• [EXTRACTED RECORDS]:
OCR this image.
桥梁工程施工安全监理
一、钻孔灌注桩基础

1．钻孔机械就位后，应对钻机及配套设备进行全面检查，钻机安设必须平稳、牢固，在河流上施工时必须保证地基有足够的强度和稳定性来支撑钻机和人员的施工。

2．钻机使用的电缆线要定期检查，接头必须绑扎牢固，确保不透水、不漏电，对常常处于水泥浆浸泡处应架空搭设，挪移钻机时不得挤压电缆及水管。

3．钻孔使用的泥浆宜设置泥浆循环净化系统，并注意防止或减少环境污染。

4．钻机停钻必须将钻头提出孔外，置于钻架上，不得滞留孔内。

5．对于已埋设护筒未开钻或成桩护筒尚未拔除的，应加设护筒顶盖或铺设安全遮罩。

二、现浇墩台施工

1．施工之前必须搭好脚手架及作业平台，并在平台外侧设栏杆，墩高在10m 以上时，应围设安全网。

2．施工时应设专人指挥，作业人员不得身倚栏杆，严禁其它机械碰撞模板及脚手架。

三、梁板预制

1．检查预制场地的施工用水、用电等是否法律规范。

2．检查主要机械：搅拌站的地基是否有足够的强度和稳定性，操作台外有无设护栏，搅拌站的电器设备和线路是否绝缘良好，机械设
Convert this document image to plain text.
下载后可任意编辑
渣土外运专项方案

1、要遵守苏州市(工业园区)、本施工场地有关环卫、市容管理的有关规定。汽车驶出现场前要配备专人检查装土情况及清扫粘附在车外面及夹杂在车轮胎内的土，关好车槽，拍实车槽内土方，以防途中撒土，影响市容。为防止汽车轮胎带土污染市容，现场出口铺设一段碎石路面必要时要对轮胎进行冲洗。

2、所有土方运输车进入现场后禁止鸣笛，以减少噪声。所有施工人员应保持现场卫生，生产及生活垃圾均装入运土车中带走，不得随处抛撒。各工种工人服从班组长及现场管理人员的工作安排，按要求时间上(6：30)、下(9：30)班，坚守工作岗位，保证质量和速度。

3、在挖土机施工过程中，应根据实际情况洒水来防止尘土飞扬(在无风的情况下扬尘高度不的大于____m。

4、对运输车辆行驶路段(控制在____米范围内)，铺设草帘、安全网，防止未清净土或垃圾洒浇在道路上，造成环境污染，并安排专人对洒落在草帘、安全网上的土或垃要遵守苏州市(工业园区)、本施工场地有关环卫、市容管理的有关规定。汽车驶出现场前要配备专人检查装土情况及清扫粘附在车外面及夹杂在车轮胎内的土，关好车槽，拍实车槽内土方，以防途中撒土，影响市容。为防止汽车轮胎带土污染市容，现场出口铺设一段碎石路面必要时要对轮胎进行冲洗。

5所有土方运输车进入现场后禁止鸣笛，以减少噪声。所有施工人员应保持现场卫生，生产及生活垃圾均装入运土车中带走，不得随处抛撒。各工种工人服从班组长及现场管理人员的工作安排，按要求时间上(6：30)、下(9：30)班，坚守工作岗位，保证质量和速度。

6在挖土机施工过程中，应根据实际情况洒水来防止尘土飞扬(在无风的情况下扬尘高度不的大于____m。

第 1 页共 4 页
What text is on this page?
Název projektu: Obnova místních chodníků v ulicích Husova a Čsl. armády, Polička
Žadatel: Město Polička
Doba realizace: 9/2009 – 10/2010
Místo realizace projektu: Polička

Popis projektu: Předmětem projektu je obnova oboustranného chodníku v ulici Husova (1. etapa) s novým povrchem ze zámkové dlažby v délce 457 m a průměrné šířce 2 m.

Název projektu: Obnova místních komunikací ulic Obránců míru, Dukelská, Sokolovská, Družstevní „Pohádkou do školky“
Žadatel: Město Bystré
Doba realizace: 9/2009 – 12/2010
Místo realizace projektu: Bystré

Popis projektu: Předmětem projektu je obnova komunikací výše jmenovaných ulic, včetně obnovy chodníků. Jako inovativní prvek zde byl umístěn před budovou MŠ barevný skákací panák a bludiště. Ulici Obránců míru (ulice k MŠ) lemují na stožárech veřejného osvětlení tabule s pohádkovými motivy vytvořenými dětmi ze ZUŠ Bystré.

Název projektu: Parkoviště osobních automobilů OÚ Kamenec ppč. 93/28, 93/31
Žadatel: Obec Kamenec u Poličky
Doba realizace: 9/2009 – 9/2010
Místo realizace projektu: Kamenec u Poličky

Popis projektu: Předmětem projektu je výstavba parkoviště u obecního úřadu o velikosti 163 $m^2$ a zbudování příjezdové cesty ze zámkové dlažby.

• [THE PROBLEM]: Take the entries above and copy them out exactly.

• [FINISHED EXERCISE]:
OCR this image.
桥梁工程施工安全监理
一、钻孔灌注桩基础

1．钻孔机械就位后，应对钻机及配套设备进行全面检查，钻机安设必须平稳、牢固，在河流上施工时必须保证地基有足够的强度和稳定性来支撑钻机和人员的施工。

2．钻机使用的电缆线要定期检查，接头必须绑扎牢固，确保不透水、不漏电，对常常处于水泥浆浸泡处应架空搭设，挪移钻机时不得挤压电缆及水管。

3．钻孔使用的泥浆宜设置泥浆循环净化系统，并注意防止或减少环境污染。

4．钻机停钻必须将钻头提出孔外，置于钻架上，不得滞留孔内。

5．对于已埋设护筒未开钻或成桩护筒尚未拔除的，应加设护筒顶盖或铺设安全遮罩。

二、现浇墩台施工

1．施工之前必须搭好脚手架及作业平台，并在平台外侧设栏杆，墩高在10m 以上时，应围设安全网。

2．施工时应设专人指挥，作业人员不得身倚栏杆，严禁其它机械碰撞模板及脚手架。

三、梁板预制

1．检查预制场地的施工用水、用电等是否法律规范。

2．检查主要机械：搅拌站的地基是否有足够的强度和稳定性，操作台外有无设护栏，搅拌站的电器设备和线路是否绝缘良好，机械设
Convert this document image to plain text.
下载后可任意编辑
渣土外运专项方案

1、要遵守苏州市(工业园区)、本施工场地有关环卫、市容管理的有关规定。汽车驶出现场前要配备专人检查装土情况及清扫粘附在车外面及夹杂在车轮胎内的土，关好车槽，拍实车槽内土方，以防途中撒土，影响市容。为防止汽车轮胎带土污染市容，现场出口铺设一段碎石路面必要时要对轮胎进行冲洗。

2、所有土方运输车进入现场后禁止鸣笛，以减少噪声。所有施工人员应保持现场卫生，生产及生活垃圾均装入运土车中带走，不得随处抛撒。各工种工人服从班组长及现场管理人员的工作安排，按要求时间上(6：30)、下(9：30)班，坚守工作岗位，保证质量和速度。

3、在挖土机施工过程中，应根据实际情况洒水来防止尘土飞扬(在无风的情况下扬尘高度不的大于____m。

4、对运输车辆行驶路段(控制在____米范围内)，铺设草帘、安全网，防止未清净土或垃圾洒浇在道路上，造成环境污染，并安排专人对洒落在草帘、安全网上的土或垃要遵守苏州市(工业园区)、本施工场地有关环卫、市容管理的有关规定。汽车驶出现场前要配备专人检查装土情况及清扫粘附在车外面及夹杂在车轮胎内的土，关好车槽，拍实车槽内土方，以防途中撒土，影响市容。为防止汽车轮胎带土污染市容，现场出口铺设一段碎石路面必要时要对轮胎进行冲洗。

5所有土方运输车进入现场后禁止鸣笛，以减少噪声。所有施工人员应保持现场卫生，生产及生活垃圾均装入运土车中带走，不得随处抛撒。各工种工人服从班组长及现场管理人员的工作安排，按要求时间上(6：30)、下(9：30)班，坚守工作岗位，保证质量和速度。

6在挖土机施工过程中，应根据实际情况洒水来防止尘土飞扬(在无风的情况下扬尘高度不的大于____m。

第 1 页共 4 页
What text is on this page?
Název projektu: Obnova místních chodníků v ulicích Husova a Čsl. armády, Polička
Žadatel: Město Polička
Doba realizace: 9/2009 – 10/2010
Místo realizace projektu: Polička

Popis projektu: Předmětem projektu je obnova oboustranného chodníku v ulici Husova (1. etapa) s novým povrchem ze zámkové dlažby v délce 457 m a průměrné šířce 2 m.

Název projektu: Obnova místních komunikací ulic Obránců míru, Dukelská, Sokolovská, Družstevní „Pohádkou do školky“
Žadatel: Město Bystré
Doba realizace: 9/2009 – 12/2010
Místo realizace projektu: Bystré

Popis projektu: Předmětem projektu je obnova komunikací výše jmenovaných ulic, včetně obnovy chodníků. Jako inovativní prvek zde byl umístěn před budovou MŠ barevný skákací panák a bludiště. Ulici Obránců míru (ulice k MŠ) lemují na stožárech veřejného osvětlení tabule s pohádkovými motivy vytvořenými dětmi ze ZUŠ Bystré.

Název projektu: Parkoviště osobních automobilů OÚ Kamenec ppč. 93/28, 93/31
Žadatel: Obec Kamenec u Poličky
Doba realizace: 9/2009 – 9/2010
Místo realizace projektu: Kamenec u Poličky

Popis projektu: Předmětem projektu je výstavba parkoviště u obecního úřadu o velikosti 163 $m^2$ a zbudování příjezdové cesty ze zámkové dlažby.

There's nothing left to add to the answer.